Copy the data below verbatim, leaving no line out.

========

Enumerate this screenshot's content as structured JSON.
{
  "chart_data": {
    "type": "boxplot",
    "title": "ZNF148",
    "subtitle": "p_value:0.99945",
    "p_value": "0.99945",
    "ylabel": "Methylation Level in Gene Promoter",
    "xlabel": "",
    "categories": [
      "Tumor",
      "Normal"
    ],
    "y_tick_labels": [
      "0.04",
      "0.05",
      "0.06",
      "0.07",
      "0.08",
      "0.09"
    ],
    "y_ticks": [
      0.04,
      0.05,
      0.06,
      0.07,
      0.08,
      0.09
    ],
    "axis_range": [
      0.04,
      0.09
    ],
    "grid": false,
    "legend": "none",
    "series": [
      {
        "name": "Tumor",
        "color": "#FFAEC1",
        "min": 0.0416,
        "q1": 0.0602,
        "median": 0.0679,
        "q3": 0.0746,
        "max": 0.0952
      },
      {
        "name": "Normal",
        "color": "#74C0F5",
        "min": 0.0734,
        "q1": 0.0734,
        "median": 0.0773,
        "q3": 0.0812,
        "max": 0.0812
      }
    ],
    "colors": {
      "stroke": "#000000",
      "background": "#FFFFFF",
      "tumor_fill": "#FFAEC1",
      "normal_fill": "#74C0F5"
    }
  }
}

========

- **Exercise output**:
Enumerate this screenshot's content as structured JSON.
{
  "chart_data": {
    "type": "boxplot",
    "title": "ZNF148",
    "subtitle": "p_value:0.99945",
    "p_value": "0.99945",
    "ylabel": "Methylation Level in Gene Promoter",
    "xlabel": "",
    "categories": [
      "Tumor",
      "Normal"
    ],
    "y_tick_labels": [
      "0.04",
      "0.05",
      "0.06",
      "0.07",
      "0.08",
      "0.09"
    ],
    "y_ticks": [
      0.04,
      0.05,
      0.06,
      0.07,
      0.08,
      0.09
    ],
    "axis_range": [
      0.04,
      0.09
    ],
    "grid": false,
    "legend": "none",
    "series": [
      {
        "name": "Tumor",
        "color": "#FFAEC1",
        "min": 0.0416,
        "q1": 0.0602,
        "median": 0.0679,
        "q3": 0.0746,
        "max": 0.0952
      },
      {
        "name": "Normal",
        "color": "#74C0F5",
        "min": 0.0734,
        "q1": 0.0734,
        "median": 0.0773,
        "q3": 0.0812,
        "max": 0.0812
      }
    ],
    "colors": {
      "stroke": "#000000",
      "background": "#FFFFFF",
      "tumor_fill": "#FFAEC1",
      "normal_fill": "#74C0F5"
    }
  }
}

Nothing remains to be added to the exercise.